▶ GIVEN ENTRIES:
════════════════════

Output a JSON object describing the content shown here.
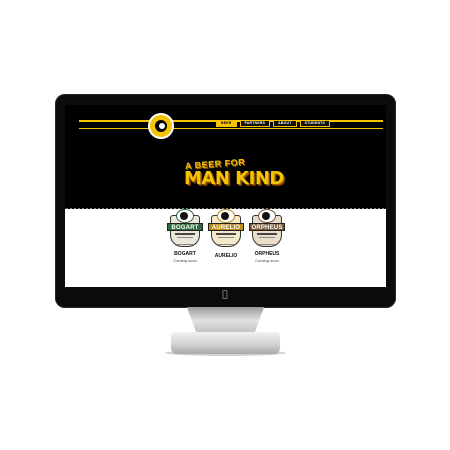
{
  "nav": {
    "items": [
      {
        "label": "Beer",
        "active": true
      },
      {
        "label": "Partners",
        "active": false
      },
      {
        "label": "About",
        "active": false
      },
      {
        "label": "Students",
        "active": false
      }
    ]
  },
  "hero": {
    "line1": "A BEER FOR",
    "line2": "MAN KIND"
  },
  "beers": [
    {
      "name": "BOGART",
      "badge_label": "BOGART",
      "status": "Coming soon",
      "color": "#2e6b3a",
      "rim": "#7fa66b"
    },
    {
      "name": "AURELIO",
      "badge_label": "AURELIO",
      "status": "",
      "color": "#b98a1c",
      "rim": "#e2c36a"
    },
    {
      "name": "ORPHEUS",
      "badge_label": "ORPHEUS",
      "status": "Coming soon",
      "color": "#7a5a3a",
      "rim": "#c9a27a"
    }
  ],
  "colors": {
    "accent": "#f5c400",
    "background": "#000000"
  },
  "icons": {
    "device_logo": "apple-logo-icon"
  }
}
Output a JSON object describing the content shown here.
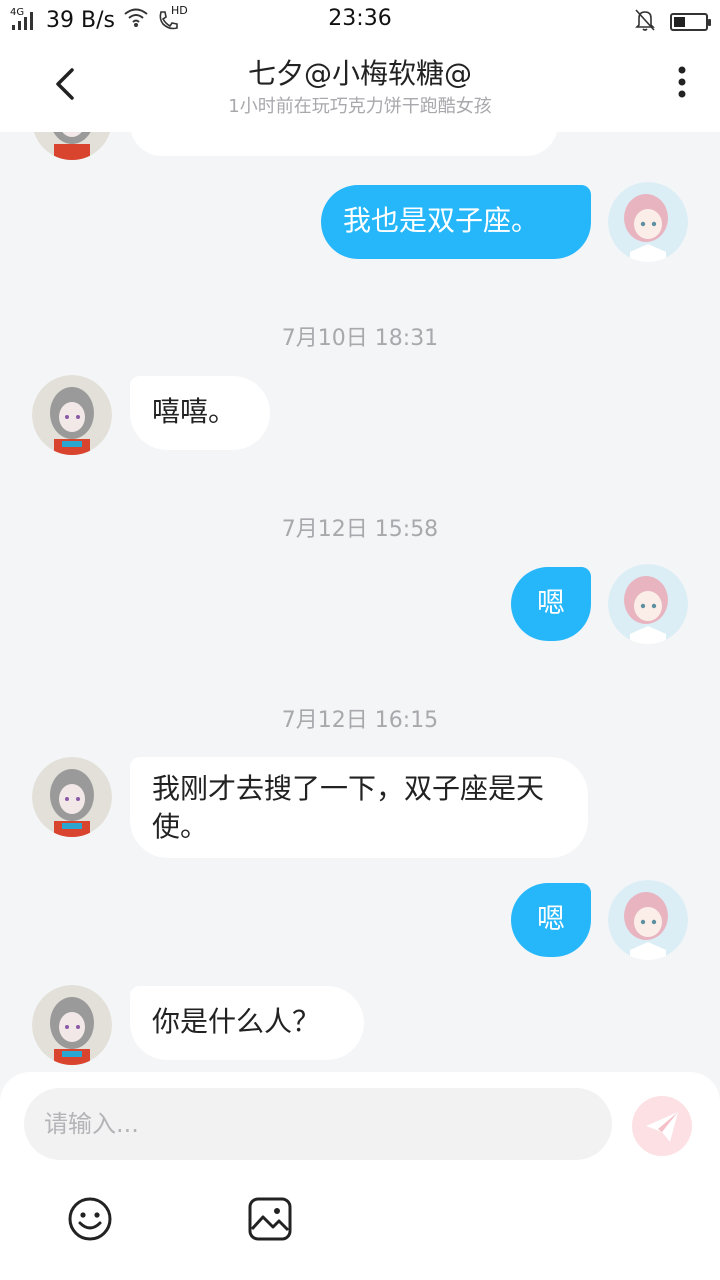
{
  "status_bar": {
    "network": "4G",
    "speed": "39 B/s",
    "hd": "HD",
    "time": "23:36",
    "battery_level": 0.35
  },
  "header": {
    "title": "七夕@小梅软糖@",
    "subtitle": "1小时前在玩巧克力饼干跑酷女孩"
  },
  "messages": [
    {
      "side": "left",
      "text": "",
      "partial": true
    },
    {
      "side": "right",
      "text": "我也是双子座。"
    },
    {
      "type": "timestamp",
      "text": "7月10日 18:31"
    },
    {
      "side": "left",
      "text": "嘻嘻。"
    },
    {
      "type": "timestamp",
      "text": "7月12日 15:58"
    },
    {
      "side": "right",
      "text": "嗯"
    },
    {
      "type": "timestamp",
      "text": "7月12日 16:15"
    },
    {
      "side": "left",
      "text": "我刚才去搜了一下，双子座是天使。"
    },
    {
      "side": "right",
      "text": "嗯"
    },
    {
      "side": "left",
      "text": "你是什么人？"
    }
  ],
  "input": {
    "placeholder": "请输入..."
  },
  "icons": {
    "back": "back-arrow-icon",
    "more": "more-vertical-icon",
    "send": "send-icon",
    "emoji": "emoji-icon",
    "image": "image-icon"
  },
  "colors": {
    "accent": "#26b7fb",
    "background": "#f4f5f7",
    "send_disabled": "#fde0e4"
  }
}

════════════════════

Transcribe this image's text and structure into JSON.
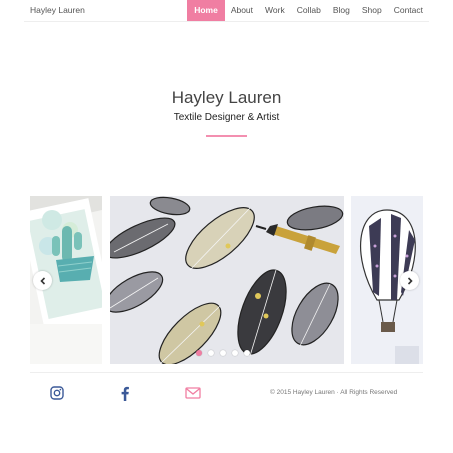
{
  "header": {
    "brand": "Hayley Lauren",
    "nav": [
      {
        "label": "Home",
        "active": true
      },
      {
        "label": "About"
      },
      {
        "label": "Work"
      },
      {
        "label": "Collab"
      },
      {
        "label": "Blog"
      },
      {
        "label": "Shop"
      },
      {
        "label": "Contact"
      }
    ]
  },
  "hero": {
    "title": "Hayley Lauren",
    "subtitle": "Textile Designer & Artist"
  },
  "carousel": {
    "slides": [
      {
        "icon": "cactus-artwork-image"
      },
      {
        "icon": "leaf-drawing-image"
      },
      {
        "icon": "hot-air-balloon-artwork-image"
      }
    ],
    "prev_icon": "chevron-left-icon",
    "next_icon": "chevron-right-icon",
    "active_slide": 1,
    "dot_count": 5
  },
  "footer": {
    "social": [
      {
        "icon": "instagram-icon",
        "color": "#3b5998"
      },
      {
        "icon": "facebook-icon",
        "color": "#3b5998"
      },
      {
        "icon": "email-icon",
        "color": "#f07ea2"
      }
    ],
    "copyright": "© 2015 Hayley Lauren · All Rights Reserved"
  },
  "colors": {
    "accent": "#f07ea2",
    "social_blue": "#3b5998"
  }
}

════════════════════

Filter the data for the string "accent" and copy every line that has it.

▶ THE ANSWER:
    "accent": "#f5c400",
    "accent": "#26b7fb",
    "accent": "#f07ea2",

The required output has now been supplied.